→ RECORDED INFORMATION
'''

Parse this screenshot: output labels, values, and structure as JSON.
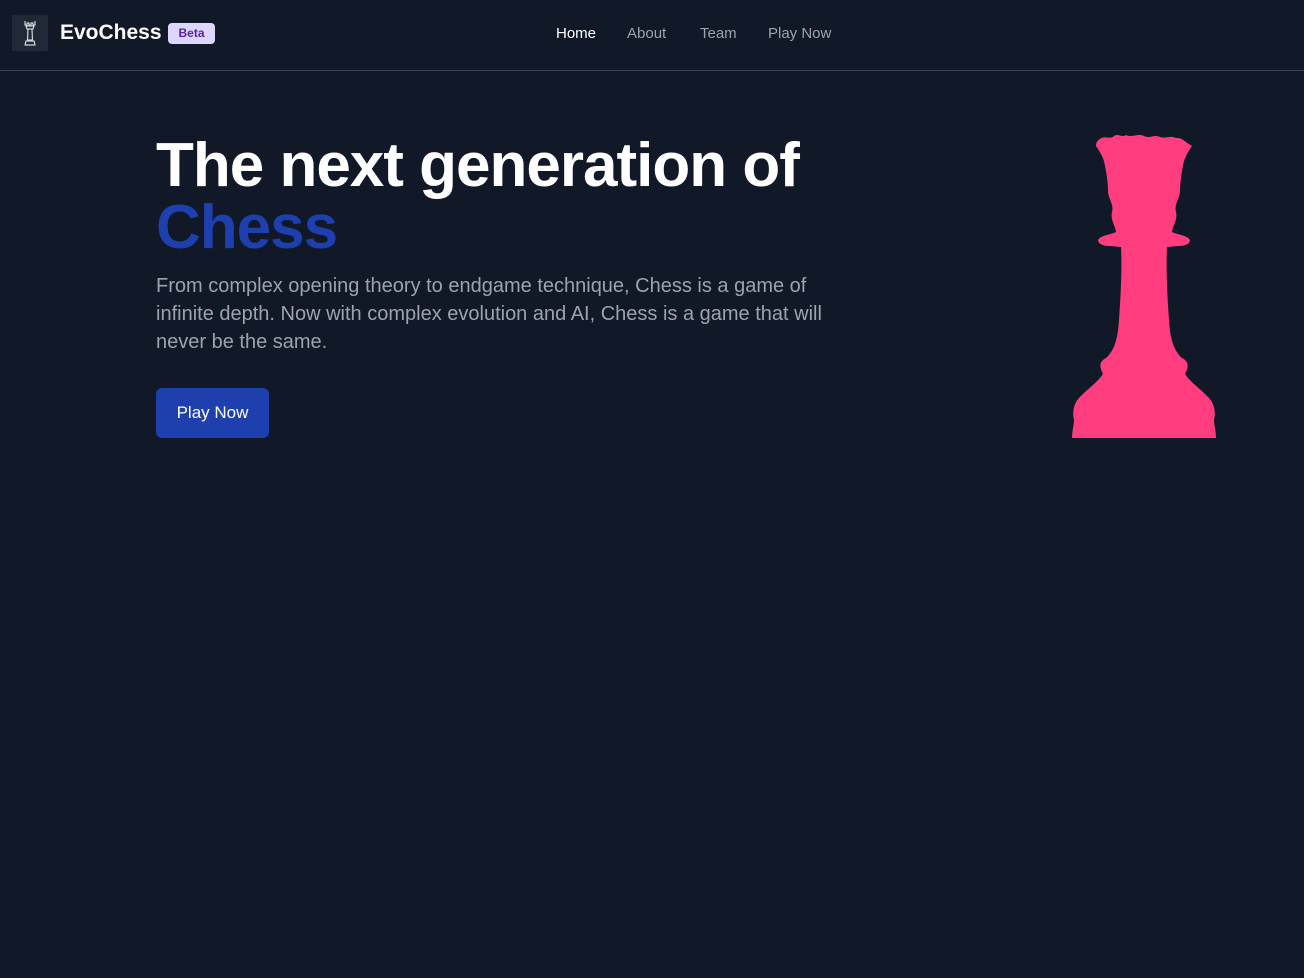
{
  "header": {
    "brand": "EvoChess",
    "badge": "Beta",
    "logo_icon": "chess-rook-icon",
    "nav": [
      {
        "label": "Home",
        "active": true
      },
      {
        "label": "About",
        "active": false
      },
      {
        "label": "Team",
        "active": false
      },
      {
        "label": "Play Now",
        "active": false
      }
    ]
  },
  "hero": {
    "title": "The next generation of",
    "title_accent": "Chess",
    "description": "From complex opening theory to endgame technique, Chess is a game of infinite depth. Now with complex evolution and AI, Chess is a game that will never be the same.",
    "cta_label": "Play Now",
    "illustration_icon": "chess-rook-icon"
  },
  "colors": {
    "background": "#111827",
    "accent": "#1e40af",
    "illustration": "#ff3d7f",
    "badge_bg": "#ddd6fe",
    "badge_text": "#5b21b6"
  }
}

'''

→ STATED TASK
Quote every record above exactly, leaving out any pictures.

→ WRITTEN RESPONSE
Parse this screenshot: output labels, values, and structure as JSON.
{
  "header": {
    "brand": "EvoChess",
    "badge": "Beta",
    "logo_icon": "chess-rook-icon",
    "nav": [
      {
        "label": "Home",
        "active": true
      },
      {
        "label": "About",
        "active": false
      },
      {
        "label": "Team",
        "active": false
      },
      {
        "label": "Play Now",
        "active": false
      }
    ]
  },
  "hero": {
    "title": "The next generation of",
    "title_accent": "Chess",
    "description": "From complex opening theory to endgame technique, Chess is a game of infinite depth. Now with complex evolution and AI, Chess is a game that will never be the same.",
    "cta_label": "Play Now",
    "illustration_icon": "chess-rook-icon"
  },
  "colors": {
    "background": "#111827",
    "accent": "#1e40af",
    "illustration": "#ff3d7f",
    "badge_bg": "#ddd6fe",
    "badge_text": "#5b21b6"
  }
}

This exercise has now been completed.